• [SHORT EXERCISE] Count every line that has "涂装作业安全规程" in it and give the total, nothing more.
--- begin RECORDS SHOWN ---
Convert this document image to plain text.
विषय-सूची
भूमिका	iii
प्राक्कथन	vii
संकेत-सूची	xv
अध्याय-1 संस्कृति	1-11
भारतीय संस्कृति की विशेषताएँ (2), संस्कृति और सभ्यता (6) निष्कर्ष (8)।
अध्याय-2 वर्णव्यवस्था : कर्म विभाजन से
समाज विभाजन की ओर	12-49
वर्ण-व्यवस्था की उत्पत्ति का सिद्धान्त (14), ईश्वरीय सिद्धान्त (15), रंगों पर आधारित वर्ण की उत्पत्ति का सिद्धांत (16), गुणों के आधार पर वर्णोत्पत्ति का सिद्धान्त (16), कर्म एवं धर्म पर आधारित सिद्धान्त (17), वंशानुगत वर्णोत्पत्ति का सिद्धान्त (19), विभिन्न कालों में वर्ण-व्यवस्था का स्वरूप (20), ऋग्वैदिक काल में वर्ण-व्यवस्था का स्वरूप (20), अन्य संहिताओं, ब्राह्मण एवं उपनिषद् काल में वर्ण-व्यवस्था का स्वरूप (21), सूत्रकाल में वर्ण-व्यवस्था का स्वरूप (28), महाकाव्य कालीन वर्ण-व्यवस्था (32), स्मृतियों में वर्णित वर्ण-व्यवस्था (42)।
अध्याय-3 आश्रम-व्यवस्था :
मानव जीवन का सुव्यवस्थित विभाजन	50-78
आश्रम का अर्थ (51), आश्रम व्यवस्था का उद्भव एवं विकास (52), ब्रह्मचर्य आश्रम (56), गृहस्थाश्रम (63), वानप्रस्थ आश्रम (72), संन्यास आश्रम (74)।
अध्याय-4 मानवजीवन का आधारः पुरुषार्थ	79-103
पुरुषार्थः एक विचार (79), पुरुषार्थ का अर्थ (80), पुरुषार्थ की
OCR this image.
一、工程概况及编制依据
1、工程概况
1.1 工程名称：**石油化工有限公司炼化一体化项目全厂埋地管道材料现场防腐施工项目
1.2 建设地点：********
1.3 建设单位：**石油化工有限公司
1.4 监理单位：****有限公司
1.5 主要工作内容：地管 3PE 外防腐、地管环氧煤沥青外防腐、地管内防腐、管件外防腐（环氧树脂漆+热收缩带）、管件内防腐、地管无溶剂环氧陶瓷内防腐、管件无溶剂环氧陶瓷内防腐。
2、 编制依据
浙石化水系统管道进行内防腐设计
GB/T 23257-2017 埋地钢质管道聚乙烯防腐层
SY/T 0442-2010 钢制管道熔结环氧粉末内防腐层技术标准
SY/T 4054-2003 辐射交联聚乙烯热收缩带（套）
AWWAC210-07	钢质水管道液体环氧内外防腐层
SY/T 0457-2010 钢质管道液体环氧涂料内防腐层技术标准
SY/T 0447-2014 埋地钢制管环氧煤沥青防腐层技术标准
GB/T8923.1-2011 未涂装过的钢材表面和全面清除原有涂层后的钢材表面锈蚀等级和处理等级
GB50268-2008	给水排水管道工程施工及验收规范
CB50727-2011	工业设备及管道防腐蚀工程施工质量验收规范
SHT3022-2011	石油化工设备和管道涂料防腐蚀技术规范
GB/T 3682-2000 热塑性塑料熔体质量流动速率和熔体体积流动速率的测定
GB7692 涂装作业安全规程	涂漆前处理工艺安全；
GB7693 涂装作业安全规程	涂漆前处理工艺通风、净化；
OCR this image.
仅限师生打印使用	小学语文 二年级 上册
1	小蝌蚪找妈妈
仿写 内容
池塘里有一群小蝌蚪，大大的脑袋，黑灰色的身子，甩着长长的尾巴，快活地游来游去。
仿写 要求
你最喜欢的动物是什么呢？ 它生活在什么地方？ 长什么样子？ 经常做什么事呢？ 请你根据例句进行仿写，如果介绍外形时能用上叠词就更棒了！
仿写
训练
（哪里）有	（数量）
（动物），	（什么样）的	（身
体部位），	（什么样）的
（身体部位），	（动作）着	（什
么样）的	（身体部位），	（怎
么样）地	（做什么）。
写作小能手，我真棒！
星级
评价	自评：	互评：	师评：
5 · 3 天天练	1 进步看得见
--- end RECORDS SHOWN ---
• [RESULT] 2